## The task
Please update the lines from the first one up to and including the line with "bar-14-series-0 [534,557,546,581]", changing "value-label" to "data-label" and keeping everything else the same; return only those lines.

## Data provided

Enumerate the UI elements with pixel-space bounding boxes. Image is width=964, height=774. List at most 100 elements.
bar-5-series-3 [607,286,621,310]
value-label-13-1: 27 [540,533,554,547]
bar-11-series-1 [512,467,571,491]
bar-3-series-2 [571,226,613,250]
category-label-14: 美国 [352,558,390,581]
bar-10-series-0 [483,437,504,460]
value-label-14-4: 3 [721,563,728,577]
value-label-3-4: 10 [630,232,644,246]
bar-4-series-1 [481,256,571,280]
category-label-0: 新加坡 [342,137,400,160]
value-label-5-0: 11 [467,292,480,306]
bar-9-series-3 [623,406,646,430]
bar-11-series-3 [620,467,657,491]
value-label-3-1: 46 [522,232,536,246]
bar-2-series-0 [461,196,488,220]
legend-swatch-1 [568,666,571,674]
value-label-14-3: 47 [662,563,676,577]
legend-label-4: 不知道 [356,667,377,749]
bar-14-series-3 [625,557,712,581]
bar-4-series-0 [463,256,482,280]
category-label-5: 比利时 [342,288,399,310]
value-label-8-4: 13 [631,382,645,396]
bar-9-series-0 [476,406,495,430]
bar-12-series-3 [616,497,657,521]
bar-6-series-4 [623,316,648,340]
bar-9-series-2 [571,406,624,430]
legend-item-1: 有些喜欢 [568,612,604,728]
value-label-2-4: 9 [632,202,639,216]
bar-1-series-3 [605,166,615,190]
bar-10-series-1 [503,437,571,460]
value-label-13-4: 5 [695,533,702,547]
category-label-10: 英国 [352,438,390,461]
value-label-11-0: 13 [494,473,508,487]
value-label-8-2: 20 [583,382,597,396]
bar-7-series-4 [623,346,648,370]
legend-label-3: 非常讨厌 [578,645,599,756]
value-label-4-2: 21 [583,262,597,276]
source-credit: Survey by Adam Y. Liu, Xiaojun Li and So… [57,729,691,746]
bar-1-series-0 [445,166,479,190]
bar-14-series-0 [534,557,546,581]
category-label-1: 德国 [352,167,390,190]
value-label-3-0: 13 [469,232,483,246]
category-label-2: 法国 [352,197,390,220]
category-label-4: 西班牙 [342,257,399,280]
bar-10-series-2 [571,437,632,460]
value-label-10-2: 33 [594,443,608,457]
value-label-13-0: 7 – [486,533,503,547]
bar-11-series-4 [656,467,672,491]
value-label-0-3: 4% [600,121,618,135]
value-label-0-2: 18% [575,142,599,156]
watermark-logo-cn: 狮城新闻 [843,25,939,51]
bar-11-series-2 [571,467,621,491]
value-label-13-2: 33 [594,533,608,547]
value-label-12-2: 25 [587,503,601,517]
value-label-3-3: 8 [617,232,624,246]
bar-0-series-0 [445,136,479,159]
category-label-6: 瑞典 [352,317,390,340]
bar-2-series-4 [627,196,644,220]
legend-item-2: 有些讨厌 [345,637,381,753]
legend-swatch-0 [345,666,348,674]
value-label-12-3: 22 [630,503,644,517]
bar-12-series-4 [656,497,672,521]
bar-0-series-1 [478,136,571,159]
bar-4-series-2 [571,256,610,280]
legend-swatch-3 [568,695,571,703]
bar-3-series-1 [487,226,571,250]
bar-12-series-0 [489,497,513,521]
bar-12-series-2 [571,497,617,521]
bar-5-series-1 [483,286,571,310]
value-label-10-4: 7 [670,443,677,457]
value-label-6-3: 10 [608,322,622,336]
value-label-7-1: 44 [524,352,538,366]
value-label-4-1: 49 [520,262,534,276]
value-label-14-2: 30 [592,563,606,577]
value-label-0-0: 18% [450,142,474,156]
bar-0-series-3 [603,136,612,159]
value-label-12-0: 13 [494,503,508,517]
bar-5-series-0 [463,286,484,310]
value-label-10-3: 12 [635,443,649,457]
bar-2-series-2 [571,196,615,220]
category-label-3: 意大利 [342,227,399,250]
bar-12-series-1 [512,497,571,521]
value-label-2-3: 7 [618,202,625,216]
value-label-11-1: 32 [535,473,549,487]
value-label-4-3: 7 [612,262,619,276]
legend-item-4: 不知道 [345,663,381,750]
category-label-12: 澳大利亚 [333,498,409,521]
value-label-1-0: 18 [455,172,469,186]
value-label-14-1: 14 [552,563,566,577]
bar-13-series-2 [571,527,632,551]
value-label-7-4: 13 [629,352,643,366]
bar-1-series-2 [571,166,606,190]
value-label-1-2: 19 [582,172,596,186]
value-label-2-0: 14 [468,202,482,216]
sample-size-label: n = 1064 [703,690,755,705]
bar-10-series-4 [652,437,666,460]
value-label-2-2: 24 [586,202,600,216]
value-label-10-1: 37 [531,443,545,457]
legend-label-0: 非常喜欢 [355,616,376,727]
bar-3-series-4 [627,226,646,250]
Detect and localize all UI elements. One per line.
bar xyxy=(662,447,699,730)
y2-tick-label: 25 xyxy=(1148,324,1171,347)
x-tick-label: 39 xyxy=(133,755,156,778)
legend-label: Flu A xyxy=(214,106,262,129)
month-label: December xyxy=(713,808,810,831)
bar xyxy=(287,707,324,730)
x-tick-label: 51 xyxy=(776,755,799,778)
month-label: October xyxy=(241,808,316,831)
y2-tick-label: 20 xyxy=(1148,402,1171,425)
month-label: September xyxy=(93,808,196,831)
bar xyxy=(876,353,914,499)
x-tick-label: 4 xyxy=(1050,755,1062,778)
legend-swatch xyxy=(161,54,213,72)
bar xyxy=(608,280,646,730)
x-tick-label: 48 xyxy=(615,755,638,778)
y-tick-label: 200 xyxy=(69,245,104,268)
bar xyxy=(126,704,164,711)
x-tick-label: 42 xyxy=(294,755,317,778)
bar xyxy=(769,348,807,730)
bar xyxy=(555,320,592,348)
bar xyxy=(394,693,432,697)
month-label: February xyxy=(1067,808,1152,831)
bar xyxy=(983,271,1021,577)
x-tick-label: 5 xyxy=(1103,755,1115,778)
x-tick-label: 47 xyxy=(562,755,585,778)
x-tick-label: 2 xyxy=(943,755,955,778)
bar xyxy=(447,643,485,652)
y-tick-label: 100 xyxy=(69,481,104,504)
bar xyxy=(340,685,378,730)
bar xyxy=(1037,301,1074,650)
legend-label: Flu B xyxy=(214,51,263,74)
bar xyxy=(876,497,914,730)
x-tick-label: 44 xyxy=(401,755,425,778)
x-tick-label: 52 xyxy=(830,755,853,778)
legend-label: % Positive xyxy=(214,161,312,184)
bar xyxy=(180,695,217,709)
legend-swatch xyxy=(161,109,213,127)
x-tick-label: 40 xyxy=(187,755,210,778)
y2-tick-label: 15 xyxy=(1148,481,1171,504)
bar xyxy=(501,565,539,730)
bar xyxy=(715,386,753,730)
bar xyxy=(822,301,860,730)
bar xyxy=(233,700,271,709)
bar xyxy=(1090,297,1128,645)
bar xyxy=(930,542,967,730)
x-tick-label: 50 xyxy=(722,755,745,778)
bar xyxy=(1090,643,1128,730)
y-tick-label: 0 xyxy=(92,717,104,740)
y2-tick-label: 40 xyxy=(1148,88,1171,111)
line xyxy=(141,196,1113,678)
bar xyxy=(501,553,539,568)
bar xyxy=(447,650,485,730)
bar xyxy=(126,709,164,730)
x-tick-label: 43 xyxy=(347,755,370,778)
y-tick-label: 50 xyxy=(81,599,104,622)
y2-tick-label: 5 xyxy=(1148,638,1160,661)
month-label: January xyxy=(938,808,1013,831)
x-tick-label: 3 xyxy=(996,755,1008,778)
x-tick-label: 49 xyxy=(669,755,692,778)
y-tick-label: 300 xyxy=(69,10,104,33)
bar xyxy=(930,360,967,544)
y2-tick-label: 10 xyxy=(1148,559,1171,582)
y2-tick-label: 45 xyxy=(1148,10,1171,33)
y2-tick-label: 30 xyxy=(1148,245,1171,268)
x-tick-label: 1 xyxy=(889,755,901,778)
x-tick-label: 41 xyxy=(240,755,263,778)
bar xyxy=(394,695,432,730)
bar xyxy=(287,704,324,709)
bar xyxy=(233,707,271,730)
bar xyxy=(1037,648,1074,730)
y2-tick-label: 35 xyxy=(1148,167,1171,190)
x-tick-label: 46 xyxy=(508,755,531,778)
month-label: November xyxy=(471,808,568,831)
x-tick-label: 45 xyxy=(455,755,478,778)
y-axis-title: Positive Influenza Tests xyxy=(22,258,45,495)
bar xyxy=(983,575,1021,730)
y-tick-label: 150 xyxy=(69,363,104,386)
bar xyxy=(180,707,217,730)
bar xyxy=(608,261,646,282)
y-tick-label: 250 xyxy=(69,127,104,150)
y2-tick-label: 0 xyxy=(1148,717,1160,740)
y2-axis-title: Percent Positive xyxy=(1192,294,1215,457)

## Worked answer
Enumerate the UI elements with pixel-space bounding boxes. Image is width=964, height=774. List at most 100 elements.
bar-5-series-3 [607,286,621,310]
data-label-13-1: 27 [540,533,554,547]
bar-11-series-1 [512,467,571,491]
bar-3-series-2 [571,226,613,250]
category-label-14: 美国 [352,558,390,581]
bar-10-series-0 [483,437,504,460]
data-label-14-4: 3 [721,563,728,577]
data-label-3-4: 10 [630,232,644,246]
bar-4-series-1 [481,256,571,280]
category-label-0: 新加坡 [342,137,400,160]
data-label-5-0: 11 [467,292,480,306]
bar-9-series-3 [623,406,646,430]
bar-11-series-3 [620,467,657,491]
data-label-3-1: 46 [522,232,536,246]
bar-2-series-0 [461,196,488,220]
legend-swatch-1 [568,666,571,674]
data-label-14-3: 47 [662,563,676,577]
legend-label-4: 不知道 [356,667,377,749]
bar-14-series-3 [625,557,712,581]
bar-4-series-0 [463,256,482,280]
category-label-5: 比利时 [342,288,399,310]
data-label-8-4: 13 [631,382,645,396]
bar-9-series-0 [476,406,495,430]
bar-12-series-3 [616,497,657,521]
bar-6-series-4 [623,316,648,340]
bar-9-series-2 [571,406,624,430]
legend-item-1: 有些喜欢 [568,612,604,728]
data-label-2-4: 9 [632,202,639,216]
bar-1-series-3 [605,166,615,190]
bar-10-series-1 [503,437,571,460]
data-label-13-4: 5 [695,533,702,547]
category-label-10: 英国 [352,438,390,461]
data-label-11-0: 13 [494,473,508,487]
data-label-8-2: 20 [583,382,597,396]
bar-7-series-4 [623,346,648,370]
legend-label-3: 非常讨厌 [578,645,599,756]
data-label-4-2: 21 [583,262,597,276]
source-credit: Survey by Adam Y. Liu, Xiaojun Li and So… [57,729,691,746]
bar-1-series-0 [445,166,479,190]
bar-14-series-0 [534,557,546,581]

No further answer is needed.